(Recorded data)
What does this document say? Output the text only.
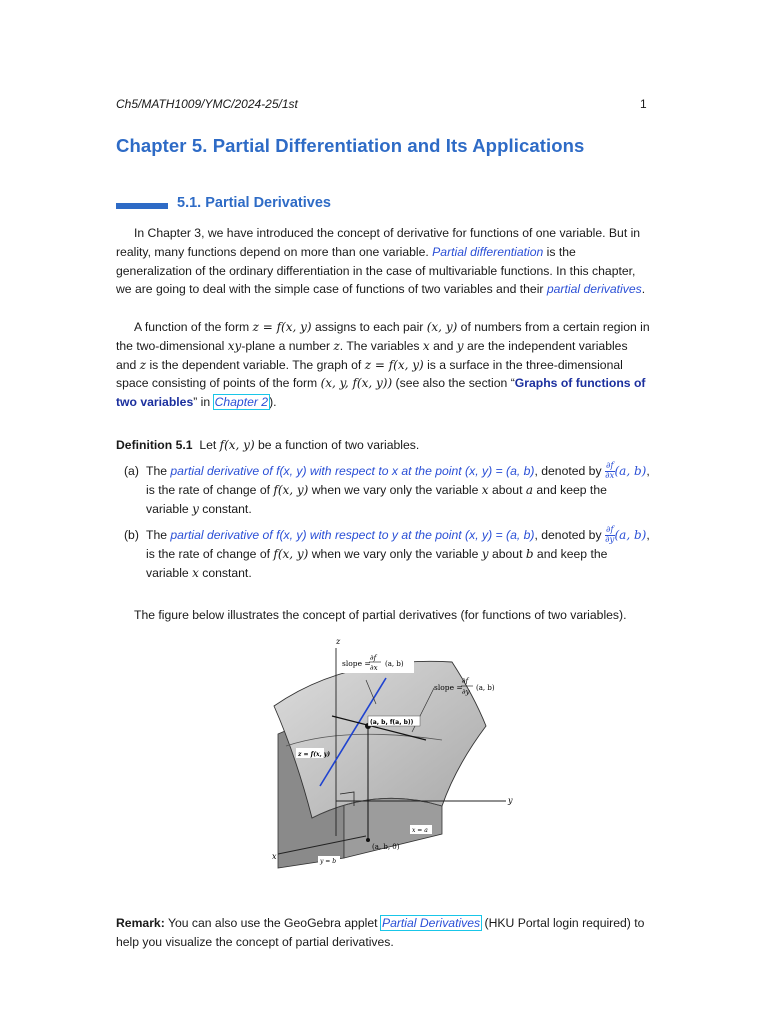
Ch5/MATH1009/YMC/2024-25/1st	1
Chapter 5. Partial Differentiation and Its Applications
5.1. Partial Derivatives

In Chapter 3, we have introduced the concept of derivative for functions of one variable. But in reality, many functions depend on more than one variable. Partial differentiation is the generalization of the ordinary differentiation in the case of multivariable functions. In this chapter, we are going to deal with the simple case of functions of two variables and their partial derivatives.

A function of the form z = f(x, y) assigns to each pair (x, y) of numbers from a certain region in the two-dimensional xy-plane a number z. The variables x and y are the independent variables and z is the dependent variable. The graph of z = f(x, y) is a surface in the three-dimensional space consisting of points of the form (x, y, f(x, y)) (see also the section “Graphs of functions of two variables” in Chapter 2).

Definition 5.1 Let f(x, y) be a function of two variables.
(a) The partial derivative of f(x, y) with respect to x at the point (x, y) = (a, b), denoted by $\frac{\partial f}{\partial x} (a$, b), is the rate of change of f(x, y) when we vary only the variable x about a and keep the variable y constant.
(b) The partial derivative of f(x, y) with respect to y at the point (x, y) = (a, b), denoted by $\frac{\partial f}{\partial y} (a$, b), is the rate of change of f(x, y) when we vary only the variable y about b and keep the variable x constant.
The figure below illustrates the concept of partial derivatives (for functions of two variables).
z
y
x
slope =
∂f
∂x (a, b)
slope =
∂f
∂y (a, b)
(a, b, f(a, b))
z = f(x, y)
x = a
y = b
(a, b, 0)
Remark: You can also use the GeoGebra applet Partial Derivatives (HKU Portal login required) to help you visualize the concept of partial derivatives.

— STATED PROBLEM —
Write out every line above exactly as it is, leaving out the pictures.

— RESULT —
What does this document say? Output the text only.
Ch5/MATH1009/YMC/2024-25/1st	1
Chapter 5. Partial Differentiation and Its Applications
5.1. Partial Derivatives

In Chapter 3, we have introduced the concept of derivative for functions of one variable. But in reality, many functions depend on more than one variable. Partial differentiation is the generalization of the ordinary differentiation in the case of multivariable functions. In this chapter, we are going to deal with the simple case of functions of two variables and their partial derivatives.

A function of the form z = f(x, y) assigns to each pair (x, y) of numbers from a certain region in the two-dimensional xy-plane a number z. The variables x and y are the independent variables and z is the dependent variable. The graph of z = f(x, y) is a surface in the three-dimensional space consisting of points of the form (x, y, f(x, y)) (see also the section “Graphs of functions of two variables” in Chapter 2).

Definition 5.1 Let f(x, y) be a function of two variables.
(a) The partial derivative of f(x, y) with respect to x at the point (x, y) = (a, b), denoted by $\frac{\partial f}{\partial x} (a$, b), is the rate of change of f(x, y) when we vary only the variable x about a and keep the variable y constant.
(b) The partial derivative of f(x, y) with respect to y at the point (x, y) = (a, b), denoted by $\frac{\partial f}{\partial y} (a$, b), is the rate of change of f(x, y) when we vary only the variable y about b and keep the variable x constant.
The figure below illustrates the concept of partial derivatives (for functions of two variables).
z
y
x
slope =
∂f
∂x (a, b)
slope =
∂f
∂y (a, b)
(a, b, f(a, b))
z = f(x, y)
x = a
y = b
(a, b, 0)
Remark: You can also use the GeoGebra applet Partial Derivatives (HKU Portal login required) to help you visualize the concept of partial derivatives.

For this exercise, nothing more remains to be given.